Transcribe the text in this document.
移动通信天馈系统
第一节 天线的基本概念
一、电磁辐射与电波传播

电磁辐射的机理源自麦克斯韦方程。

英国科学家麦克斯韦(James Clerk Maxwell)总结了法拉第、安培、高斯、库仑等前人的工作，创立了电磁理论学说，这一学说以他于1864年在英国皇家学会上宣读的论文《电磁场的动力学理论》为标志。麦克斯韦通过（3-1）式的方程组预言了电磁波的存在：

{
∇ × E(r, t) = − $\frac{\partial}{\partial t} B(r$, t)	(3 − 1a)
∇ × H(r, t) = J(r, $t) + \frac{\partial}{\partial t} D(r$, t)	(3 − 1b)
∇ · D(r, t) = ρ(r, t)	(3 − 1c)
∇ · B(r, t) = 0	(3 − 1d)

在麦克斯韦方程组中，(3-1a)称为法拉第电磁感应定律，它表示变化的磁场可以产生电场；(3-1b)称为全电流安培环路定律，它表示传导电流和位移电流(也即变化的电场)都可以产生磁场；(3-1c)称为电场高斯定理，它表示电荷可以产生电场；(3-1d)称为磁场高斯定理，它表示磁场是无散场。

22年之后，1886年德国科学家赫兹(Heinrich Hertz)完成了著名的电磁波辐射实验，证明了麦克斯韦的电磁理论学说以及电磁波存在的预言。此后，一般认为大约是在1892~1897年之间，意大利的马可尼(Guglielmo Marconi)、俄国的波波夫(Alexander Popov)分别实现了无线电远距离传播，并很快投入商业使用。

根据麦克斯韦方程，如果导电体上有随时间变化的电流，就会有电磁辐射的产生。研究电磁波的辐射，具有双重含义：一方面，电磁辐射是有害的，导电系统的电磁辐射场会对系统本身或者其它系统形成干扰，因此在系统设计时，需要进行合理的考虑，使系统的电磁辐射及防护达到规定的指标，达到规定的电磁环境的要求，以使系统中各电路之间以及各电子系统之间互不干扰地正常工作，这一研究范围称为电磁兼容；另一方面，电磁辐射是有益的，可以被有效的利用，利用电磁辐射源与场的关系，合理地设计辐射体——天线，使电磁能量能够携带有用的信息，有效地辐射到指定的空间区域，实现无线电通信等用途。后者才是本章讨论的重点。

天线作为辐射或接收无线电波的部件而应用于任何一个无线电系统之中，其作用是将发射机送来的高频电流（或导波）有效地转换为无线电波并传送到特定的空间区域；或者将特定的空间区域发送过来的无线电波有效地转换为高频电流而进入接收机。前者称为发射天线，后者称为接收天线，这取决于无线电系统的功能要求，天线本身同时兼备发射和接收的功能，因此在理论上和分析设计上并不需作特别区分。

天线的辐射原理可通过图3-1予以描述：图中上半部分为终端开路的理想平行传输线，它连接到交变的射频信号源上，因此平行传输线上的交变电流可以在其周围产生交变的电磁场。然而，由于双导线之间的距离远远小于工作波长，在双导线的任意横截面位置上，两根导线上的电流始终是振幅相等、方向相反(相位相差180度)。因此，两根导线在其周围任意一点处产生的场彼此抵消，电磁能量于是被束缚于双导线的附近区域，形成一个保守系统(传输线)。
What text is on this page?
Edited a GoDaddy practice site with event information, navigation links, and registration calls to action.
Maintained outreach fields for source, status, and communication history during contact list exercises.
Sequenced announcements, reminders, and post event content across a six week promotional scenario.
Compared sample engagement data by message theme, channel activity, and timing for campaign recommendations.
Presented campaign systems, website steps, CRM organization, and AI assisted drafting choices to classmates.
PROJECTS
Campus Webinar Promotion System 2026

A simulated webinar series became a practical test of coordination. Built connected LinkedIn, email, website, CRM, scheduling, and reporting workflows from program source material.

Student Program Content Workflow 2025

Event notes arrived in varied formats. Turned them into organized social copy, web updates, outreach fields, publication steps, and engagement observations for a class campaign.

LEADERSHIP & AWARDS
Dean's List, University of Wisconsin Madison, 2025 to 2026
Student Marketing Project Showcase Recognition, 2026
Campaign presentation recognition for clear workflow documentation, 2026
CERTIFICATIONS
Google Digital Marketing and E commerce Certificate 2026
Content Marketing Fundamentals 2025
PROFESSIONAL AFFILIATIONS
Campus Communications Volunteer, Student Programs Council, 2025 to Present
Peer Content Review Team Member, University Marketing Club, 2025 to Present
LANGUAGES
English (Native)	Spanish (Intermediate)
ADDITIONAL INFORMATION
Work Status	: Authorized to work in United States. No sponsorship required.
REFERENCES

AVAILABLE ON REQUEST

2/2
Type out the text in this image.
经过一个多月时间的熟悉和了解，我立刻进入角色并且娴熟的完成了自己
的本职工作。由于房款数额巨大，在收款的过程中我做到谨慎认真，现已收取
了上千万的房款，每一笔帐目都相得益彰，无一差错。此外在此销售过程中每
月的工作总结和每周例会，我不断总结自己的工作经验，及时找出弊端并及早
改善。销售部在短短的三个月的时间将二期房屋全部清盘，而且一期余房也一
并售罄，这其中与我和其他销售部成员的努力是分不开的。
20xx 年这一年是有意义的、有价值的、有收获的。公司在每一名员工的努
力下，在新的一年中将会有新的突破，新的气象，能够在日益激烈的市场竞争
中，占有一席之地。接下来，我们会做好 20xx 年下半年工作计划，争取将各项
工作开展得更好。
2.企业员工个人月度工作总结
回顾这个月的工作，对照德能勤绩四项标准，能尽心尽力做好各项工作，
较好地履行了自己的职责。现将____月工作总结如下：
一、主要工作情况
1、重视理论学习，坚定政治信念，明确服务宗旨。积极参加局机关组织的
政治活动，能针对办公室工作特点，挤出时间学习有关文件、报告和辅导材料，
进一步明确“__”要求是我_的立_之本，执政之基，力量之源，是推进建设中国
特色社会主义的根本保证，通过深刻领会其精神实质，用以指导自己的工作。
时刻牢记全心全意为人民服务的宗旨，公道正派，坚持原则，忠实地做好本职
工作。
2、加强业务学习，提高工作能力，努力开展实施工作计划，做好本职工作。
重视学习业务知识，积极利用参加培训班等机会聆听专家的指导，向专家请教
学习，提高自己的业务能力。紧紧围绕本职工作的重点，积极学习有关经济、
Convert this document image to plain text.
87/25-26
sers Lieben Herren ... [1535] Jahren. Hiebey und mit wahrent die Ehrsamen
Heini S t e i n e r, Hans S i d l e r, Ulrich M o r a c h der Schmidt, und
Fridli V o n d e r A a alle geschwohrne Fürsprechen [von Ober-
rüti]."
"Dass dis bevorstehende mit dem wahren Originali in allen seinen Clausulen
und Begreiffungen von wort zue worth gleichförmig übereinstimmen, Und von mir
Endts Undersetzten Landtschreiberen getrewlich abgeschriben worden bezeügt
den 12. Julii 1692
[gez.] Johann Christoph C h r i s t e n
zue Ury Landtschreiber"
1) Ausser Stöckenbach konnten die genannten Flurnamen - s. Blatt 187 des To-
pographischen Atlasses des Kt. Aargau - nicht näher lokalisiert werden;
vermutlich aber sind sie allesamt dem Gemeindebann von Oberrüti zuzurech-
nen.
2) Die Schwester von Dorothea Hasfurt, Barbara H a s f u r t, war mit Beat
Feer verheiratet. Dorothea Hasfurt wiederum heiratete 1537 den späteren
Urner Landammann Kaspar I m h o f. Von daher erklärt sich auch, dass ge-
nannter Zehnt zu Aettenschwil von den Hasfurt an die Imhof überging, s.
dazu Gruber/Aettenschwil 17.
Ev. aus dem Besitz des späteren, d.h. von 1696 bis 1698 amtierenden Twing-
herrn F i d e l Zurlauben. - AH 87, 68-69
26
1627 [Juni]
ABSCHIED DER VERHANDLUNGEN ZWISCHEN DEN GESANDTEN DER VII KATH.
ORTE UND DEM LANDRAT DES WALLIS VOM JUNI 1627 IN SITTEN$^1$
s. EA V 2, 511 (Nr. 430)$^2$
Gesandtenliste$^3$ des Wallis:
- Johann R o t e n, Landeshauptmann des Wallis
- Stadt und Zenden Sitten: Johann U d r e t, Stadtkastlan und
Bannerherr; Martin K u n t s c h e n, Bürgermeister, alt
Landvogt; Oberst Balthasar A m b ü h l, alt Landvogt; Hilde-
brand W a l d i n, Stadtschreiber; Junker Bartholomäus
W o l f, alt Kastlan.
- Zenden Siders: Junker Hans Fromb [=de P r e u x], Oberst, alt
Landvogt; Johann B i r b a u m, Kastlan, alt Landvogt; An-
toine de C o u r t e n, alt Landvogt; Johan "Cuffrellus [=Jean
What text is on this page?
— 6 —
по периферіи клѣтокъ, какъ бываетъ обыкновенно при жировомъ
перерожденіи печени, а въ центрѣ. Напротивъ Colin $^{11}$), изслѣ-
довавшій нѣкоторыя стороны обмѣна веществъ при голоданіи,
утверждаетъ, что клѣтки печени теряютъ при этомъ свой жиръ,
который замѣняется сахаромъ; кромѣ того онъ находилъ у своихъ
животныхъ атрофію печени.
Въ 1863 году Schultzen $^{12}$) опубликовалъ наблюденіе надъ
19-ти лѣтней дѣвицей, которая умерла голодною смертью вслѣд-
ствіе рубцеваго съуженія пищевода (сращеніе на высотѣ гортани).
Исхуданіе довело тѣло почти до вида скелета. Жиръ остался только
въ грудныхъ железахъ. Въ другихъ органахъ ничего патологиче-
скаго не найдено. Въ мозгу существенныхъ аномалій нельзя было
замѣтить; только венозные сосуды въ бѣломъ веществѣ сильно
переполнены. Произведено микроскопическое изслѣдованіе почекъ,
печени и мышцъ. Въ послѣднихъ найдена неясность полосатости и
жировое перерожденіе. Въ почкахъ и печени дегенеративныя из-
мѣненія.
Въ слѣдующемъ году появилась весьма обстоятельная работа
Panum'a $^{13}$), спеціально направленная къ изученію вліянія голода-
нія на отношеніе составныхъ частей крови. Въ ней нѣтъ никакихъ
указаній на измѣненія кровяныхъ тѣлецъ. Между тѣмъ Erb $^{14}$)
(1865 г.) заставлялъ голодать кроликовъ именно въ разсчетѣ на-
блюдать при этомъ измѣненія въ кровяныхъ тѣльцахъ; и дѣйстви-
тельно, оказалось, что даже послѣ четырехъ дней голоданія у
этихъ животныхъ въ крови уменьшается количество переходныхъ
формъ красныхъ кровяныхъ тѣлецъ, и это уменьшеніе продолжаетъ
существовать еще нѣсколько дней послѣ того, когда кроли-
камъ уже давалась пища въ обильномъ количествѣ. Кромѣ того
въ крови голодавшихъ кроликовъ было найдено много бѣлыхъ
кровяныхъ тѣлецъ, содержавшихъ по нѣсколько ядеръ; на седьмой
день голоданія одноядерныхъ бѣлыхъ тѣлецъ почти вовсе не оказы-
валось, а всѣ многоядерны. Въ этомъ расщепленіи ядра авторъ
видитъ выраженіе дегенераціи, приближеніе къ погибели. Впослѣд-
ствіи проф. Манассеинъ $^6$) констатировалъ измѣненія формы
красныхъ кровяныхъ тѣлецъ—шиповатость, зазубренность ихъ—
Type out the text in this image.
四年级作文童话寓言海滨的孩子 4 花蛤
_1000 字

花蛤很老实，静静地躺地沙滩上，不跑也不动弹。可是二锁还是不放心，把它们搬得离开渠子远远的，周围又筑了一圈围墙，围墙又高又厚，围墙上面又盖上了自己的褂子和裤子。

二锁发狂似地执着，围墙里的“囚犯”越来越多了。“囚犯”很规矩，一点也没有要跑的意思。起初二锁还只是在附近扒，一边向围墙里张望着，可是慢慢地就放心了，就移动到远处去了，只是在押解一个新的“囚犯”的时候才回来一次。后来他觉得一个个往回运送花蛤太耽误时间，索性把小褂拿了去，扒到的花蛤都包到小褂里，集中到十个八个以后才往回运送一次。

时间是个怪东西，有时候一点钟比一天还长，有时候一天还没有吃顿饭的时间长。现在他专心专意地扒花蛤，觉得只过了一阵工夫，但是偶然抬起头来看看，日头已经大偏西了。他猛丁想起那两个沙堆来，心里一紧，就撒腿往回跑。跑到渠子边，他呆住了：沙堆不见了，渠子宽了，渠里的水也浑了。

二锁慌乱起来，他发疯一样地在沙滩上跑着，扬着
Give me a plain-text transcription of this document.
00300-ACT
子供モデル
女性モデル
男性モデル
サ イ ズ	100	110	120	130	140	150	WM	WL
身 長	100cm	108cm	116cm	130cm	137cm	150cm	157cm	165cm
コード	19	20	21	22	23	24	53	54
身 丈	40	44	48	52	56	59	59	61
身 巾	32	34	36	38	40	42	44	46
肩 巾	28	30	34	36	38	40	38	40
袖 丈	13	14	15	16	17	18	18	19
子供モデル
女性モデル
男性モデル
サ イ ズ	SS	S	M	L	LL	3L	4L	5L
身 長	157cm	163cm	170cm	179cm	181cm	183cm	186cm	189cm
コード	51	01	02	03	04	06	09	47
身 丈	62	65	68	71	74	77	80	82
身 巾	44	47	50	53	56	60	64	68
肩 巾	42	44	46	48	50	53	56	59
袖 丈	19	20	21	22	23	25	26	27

• Exercise goal
Extract, exactly, the lines above that begin at the line containing "Give me a plain-text" and end at the final line of the records; add no other text.

• Solution
Give me a plain-text transcription of this document.
00300-ACT
子供モデル
女性モデル
男性モデル
サ イ ズ	100	110	120	130	140	150	WM	WL
身 長	100cm	108cm	116cm	130cm	137cm	150cm	157cm	165cm
コード	19	20	21	22	23	24	53	54
身 丈	40	44	48	52	56	59	59	61
身 巾	32	34	36	38	40	42	44	46
肩 巾	28	30	34	36	38	40	38	40
袖 丈	13	14	15	16	17	18	18	19
子供モデル
女性モデル
男性モデル
サ イ ズ	SS	S	M	L	LL	3L	4L	5L
身 長	157cm	163cm	170cm	179cm	181cm	183cm	186cm	189cm
コード	51	01	02	03	04	06	09	47
身 丈	62	65	68	71	74	77	80	82
身 巾	44	47	50	53	56	60	64	68
肩 巾	42	44	46	48	50	53	56	59
袖 丈	19	20	21	22	23	25	26	27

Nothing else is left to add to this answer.